* Start SUPPLIED RECORDS *

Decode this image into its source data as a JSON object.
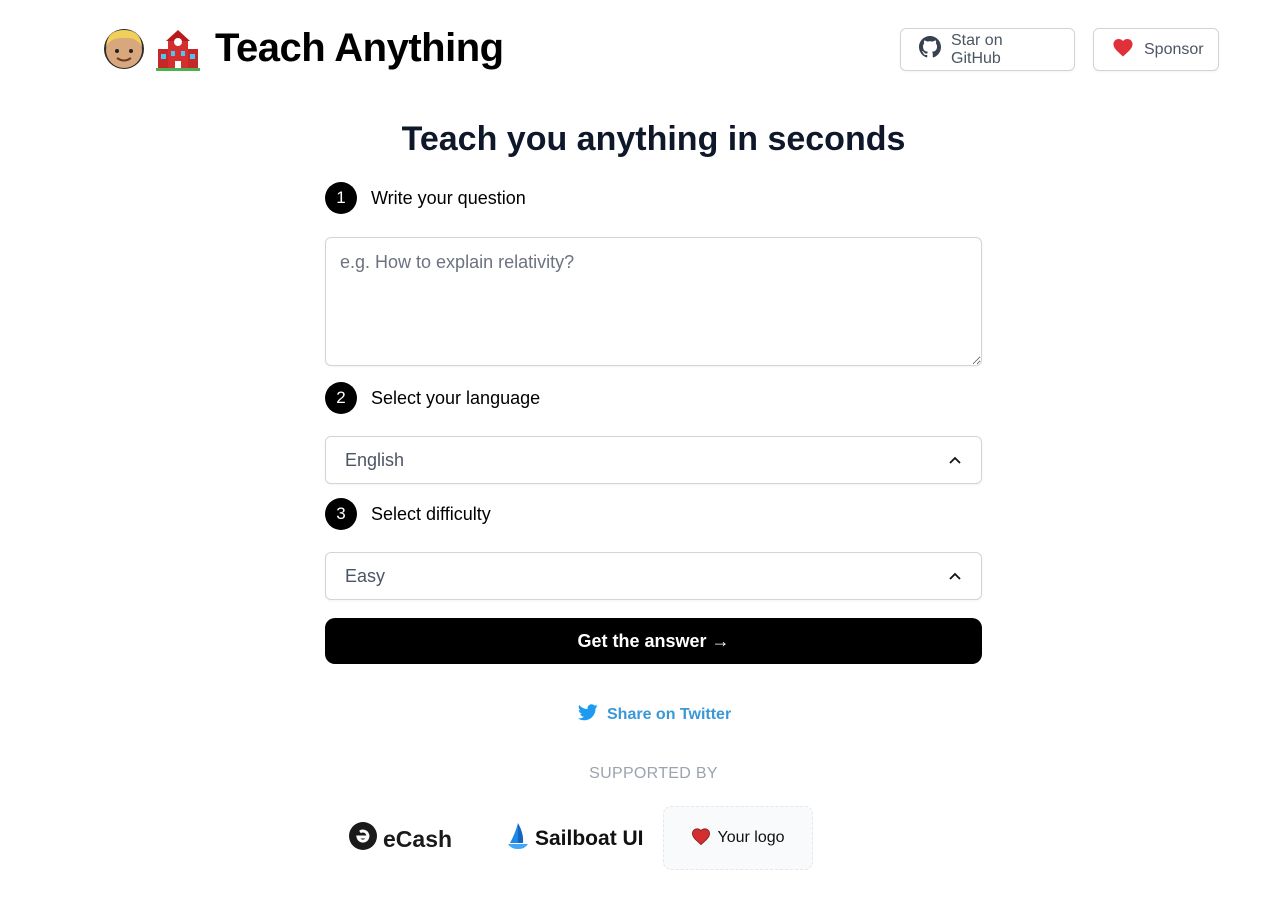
{
  "header": {
    "brand_emojis": [
      "blond-boy-emoji",
      "school-emoji"
    ],
    "title": "Teach Anything",
    "github_button": {
      "label": "Star on GitHub",
      "icon": "github-icon"
    },
    "sponsor_button": {
      "label": "Sponsor",
      "icon": "heart-icon"
    }
  },
  "main": {
    "title": "Teach you anything in seconds",
    "steps": [
      {
        "number": "1",
        "label": "Write your question"
      },
      {
        "number": "2",
        "label": "Select your language"
      },
      {
        "number": "3",
        "label": "Select difficulty"
      }
    ],
    "question": {
      "value": "",
      "placeholder": "e.g. How to explain relativity?"
    },
    "language": {
      "selected": "English",
      "icon": "chevron-up-icon"
    },
    "difficulty": {
      "selected": "Easy",
      "icon": "chevron-up-icon"
    },
    "submit_label": "Get the answer →"
  },
  "share": {
    "label": "Share on Twitter",
    "icon": "twitter-icon"
  },
  "supported": {
    "heading": "SUPPORTED BY",
    "sponsors": [
      {
        "name": "eCash",
        "icon": "ecash-icon"
      },
      {
        "name": "Sailboat UI",
        "icon": "sailboat-icon"
      },
      {
        "name": "Your logo",
        "icon": "heart-icon"
      }
    ]
  },
  "colors": {
    "primary": "#000000",
    "twitter": "#3b98d6",
    "heart": "#e0313b",
    "border": "#d1d5db",
    "muted": "#9ca3af"
  }
}
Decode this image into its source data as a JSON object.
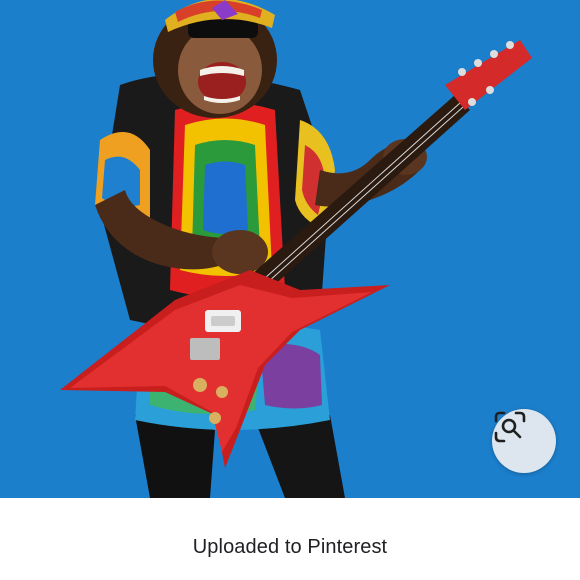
{
  "image": {
    "subject_icon": "chimpanzee-guitarist-photo",
    "background_color": "#1c7fcc"
  },
  "lens": {
    "icon": "visual-search-icon",
    "background_color": "#dde6ee"
  },
  "caption": {
    "title": "Uploaded to Pinterest"
  }
}
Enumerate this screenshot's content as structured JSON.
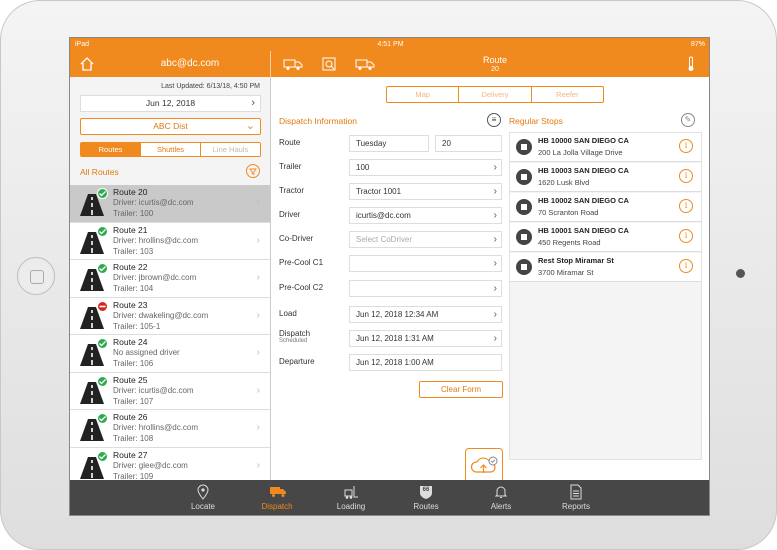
{
  "status": {
    "device": "iPad",
    "time": "4:51 PM",
    "battery": "87%"
  },
  "header": {
    "user_email": "abc@dc.com",
    "title": "Route",
    "route_number": "20"
  },
  "sidebar": {
    "last_updated": "Last Updated: 6/13/18, 4:50 PM",
    "date": "Jun 12, 2018",
    "distribution": "ABC Dist",
    "tabs": [
      "Routes",
      "Shuttles",
      "Line Hauls"
    ],
    "list_title": "All Routes",
    "routes": [
      {
        "name": "Route 20",
        "line1": "Driver: icurtis@dc.com",
        "line2": "Trailer: 100",
        "status": "ok"
      },
      {
        "name": "Route 21",
        "line1": "Driver: hrollins@dc.com",
        "line2": "Trailer: 103",
        "status": "ok"
      },
      {
        "name": "Route 22",
        "line1": "Driver: jbrown@dc.com",
        "line2": "Trailer: 104",
        "status": "ok"
      },
      {
        "name": "Route 23",
        "line1": "Driver: dwakeling@dc.com",
        "line2": "Trailer: 105-1",
        "status": "error"
      },
      {
        "name": "Route 24",
        "line1": "No assigned driver",
        "line2": "Trailer: 106",
        "status": "ok"
      },
      {
        "name": "Route 25",
        "line1": "Driver: icurtis@dc.com",
        "line2": "Trailer: 107",
        "status": "ok"
      },
      {
        "name": "Route 26",
        "line1": "Driver: hrollins@dc.com",
        "line2": "Trailer: 108",
        "status": "ok"
      },
      {
        "name": "Route 27",
        "line1": "Driver: glee@dc.com",
        "line2": "Trailer: 109",
        "status": "ok"
      }
    ]
  },
  "main": {
    "view_tabs": [
      "Map",
      "Delivery",
      "Reefer"
    ],
    "dispatch_title": "Dispatch Information",
    "stops_title": "Regular Stops",
    "fields": {
      "route_label": "Route",
      "route_day": "Tuesday",
      "route_number": "20",
      "trailer_label": "Trailer",
      "trailer": "100",
      "tractor_label": "Tractor",
      "tractor": "Tractor 1001",
      "driver_label": "Driver",
      "driver": "icurtis@dc.com",
      "codriver_label": "Co-Driver",
      "codriver_placeholder": "Select CoDriver",
      "precool1_label": "Pre-Cool C1",
      "precool1": "",
      "precool2_label": "Pre-Cool C2",
      "precool2": "",
      "load_label": "Load",
      "load": "Jun 12, 2018 12:34 AM",
      "dispatch_label": "Dispatch",
      "dispatch_sub": "Scheduled",
      "dispatch": "Jun 12, 2018 1:31 AM",
      "departure_label": "Departure",
      "departure": "Jun 12, 2018 1:00 AM"
    },
    "clear_form": "Clear Form",
    "stops": [
      {
        "name": "HB 10000 SAN DIEGO CA",
        "address": "200 La Jolla Village Drive"
      },
      {
        "name": "HB 10003 SAN DIEGO CA",
        "address": "1620 Lusk Blvd"
      },
      {
        "name": "HB 10002 SAN DIEGO CA",
        "address": "70 Scranton Road"
      },
      {
        "name": "HB 10001 SAN DIEGO CA",
        "address": "450 Regents Road"
      },
      {
        "name": "Rest Stop Miramar St",
        "address": "3700 Miramar St"
      }
    ]
  },
  "tabbar": {
    "items": [
      "Locate",
      "Dispatch",
      "Loading",
      "Routes",
      "Alerts",
      "Reports"
    ],
    "routes_badge": "66"
  },
  "colors": {
    "accent": "#f08a1e",
    "ok": "#2eab4e",
    "error": "#d9261c",
    "tabbar": "#474747"
  },
  "icons": [
    "home-icon",
    "truck-list-icon",
    "map-search-icon",
    "truck-icon",
    "thermometer-icon",
    "filter-icon",
    "menu-icon",
    "pencil-icon",
    "info-icon",
    "cloud-upload-icon"
  ]
}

* End SUPPLIED RECORDS *

■ STATED PROBLEM ■
Transcribe the listing in full and omit the pictures.

■ RESPONSE TO THE TASK ■
Decode this image into its source data as a JSON object.
{
  "header": {
    "brand_emojis": [
      "blond-boy-emoji",
      "school-emoji"
    ],
    "title": "Teach Anything",
    "github_button": {
      "label": "Star on GitHub",
      "icon": "github-icon"
    },
    "sponsor_button": {
      "label": "Sponsor",
      "icon": "heart-icon"
    }
  },
  "main": {
    "title": "Teach you anything in seconds",
    "steps": [
      {
        "number": "1",
        "label": "Write your question"
      },
      {
        "number": "2",
        "label": "Select your language"
      },
      {
        "number": "3",
        "label": "Select difficulty"
      }
    ],
    "question": {
      "value": "",
      "placeholder": "e.g. How to explain relativity?"
    },
    "language": {
      "selected": "English",
      "icon": "chevron-up-icon"
    },
    "difficulty": {
      "selected": "Easy",
      "icon": "chevron-up-icon"
    },
    "submit_label": "Get the answer →"
  },
  "share": {
    "label": "Share on Twitter",
    "icon": "twitter-icon"
  },
  "supported": {
    "heading": "SUPPORTED BY",
    "sponsors": [
      {
        "name": "eCash",
        "icon": "ecash-icon"
      },
      {
        "name": "Sailboat UI",
        "icon": "sailboat-icon"
      },
      {
        "name": "Your logo",
        "icon": "heart-icon"
      }
    ]
  },
  "colors": {
    "primary": "#000000",
    "twitter": "#3b98d6",
    "heart": "#e0313b",
    "border": "#d1d5db",
    "muted": "#9ca3af"
  }
}
Decode this image into its source data as a JSON object.
{
  "image": {
    "subject_icon": "chimpanzee-guitarist-photo",
    "background_color": "#1c7fcc"
  },
  "lens": {
    "icon": "visual-search-icon",
    "background_color": "#dde6ee"
  },
  "caption": {
    "title": "Uploaded to Pinterest"
  }
}
Enumerate this screenshot's content as structured JSON.
{
  "status": {
    "device": "iPad",
    "time": "4:51 PM",
    "battery": "87%"
  },
  "header": {
    "user_email": "abc@dc.com",
    "title": "Route",
    "route_number": "20"
  },
  "sidebar": {
    "last_updated": "Last Updated: 6/13/18, 4:50 PM",
    "date": "Jun 12, 2018",
    "distribution": "ABC Dist",
    "tabs": [
      "Routes",
      "Shuttles",
      "Line Hauls"
    ],
    "list_title": "All Routes",
    "routes": [
      {
        "name": "Route 20",
        "line1": "Driver: icurtis@dc.com",
        "line2": "Trailer: 100",
        "status": "ok"
      },
      {
        "name": "Route 21",
        "line1": "Driver: hrollins@dc.com",
        "line2": "Trailer: 103",
        "status": "ok"
      },
      {
        "name": "Route 22",
        "line1": "Driver: jbrown@dc.com",
        "line2": "Trailer: 104",
        "status": "ok"
      },
      {
        "name": "Route 23",
        "line1": "Driver: dwakeling@dc.com",
        "line2": "Trailer: 105-1",
        "status": "error"
      },
      {
        "name": "Route 24",
        "line1": "No assigned driver",
        "line2": "Trailer: 106",
        "status": "ok"
      },
      {
        "name": "Route 25",
        "line1": "Driver: icurtis@dc.com",
        "line2": "Trailer: 107",
        "status": "ok"
      },
      {
        "name": "Route 26",
        "line1": "Driver: hrollins@dc.com",
        "line2": "Trailer: 108",
        "status": "ok"
      },
      {
        "name": "Route 27",
        "line1": "Driver: glee@dc.com",
        "line2": "Trailer: 109",
        "status": "ok"
      }
    ]
  },
  "main": {
    "view_tabs": [
      "Map",
      "Delivery",
      "Reefer"
    ],
    "dispatch_title": "Dispatch Information",
    "stops_title": "Regular Stops",
    "fields": {
      "route_label": "Route",
      "route_day": "Tuesday",
      "route_number": "20",
      "trailer_label": "Trailer",
      "trailer": "100",
      "tractor_label": "Tractor",
      "tractor": "Tractor 1001",
      "driver_label": "Driver",
      "driver": "icurtis@dc.com",
      "codriver_label": "Co-Driver",
      "codriver_placeholder": "Select CoDriver",
      "precool1_label": "Pre-Cool C1",
      "precool1": "",
      "precool2_label": "Pre-Cool C2",
      "precool2": "",
      "load_label": "Load",
      "load": "Jun 12, 2018 12:34 AM",
      "dispatch_label": "Dispatch",
      "dispatch_sub": "Scheduled",
      "dispatch": "Jun 12, 2018 1:31 AM",
      "departure_label": "Departure",
      "departure": "Jun 12, 2018 1:00 AM"
    },
    "clear_form": "Clear Form",
    "stops": [
      {
        "name": "HB 10000 SAN DIEGO CA",
        "address": "200 La Jolla Village Drive"
      },
      {
        "name": "HB 10003 SAN DIEGO CA",
        "address": "1620 Lusk Blvd"
      },
      {
        "name": "HB 10002 SAN DIEGO CA",
        "address": "70 Scranton Road"
      },
      {
        "name": "HB 10001 SAN DIEGO CA",
        "address": "450 Regents Road"
      },
      {
        "name": "Rest Stop Miramar St",
        "address": "3700 Miramar St"
      }
    ]
  },
  "tabbar": {
    "items": [
      "Locate",
      "Dispatch",
      "Loading",
      "Routes",
      "Alerts",
      "Reports"
    ],
    "routes_badge": "66"
  },
  "colors": {
    "accent": "#f08a1e",
    "ok": "#2eab4e",
    "error": "#d9261c",
    "tabbar": "#474747"
  },
  "icons": [
    "home-icon",
    "truck-list-icon",
    "map-search-icon",
    "truck-icon",
    "thermometer-icon",
    "filter-icon",
    "menu-icon",
    "pencil-icon",
    "info-icon",
    "cloud-upload-icon"
  ]
}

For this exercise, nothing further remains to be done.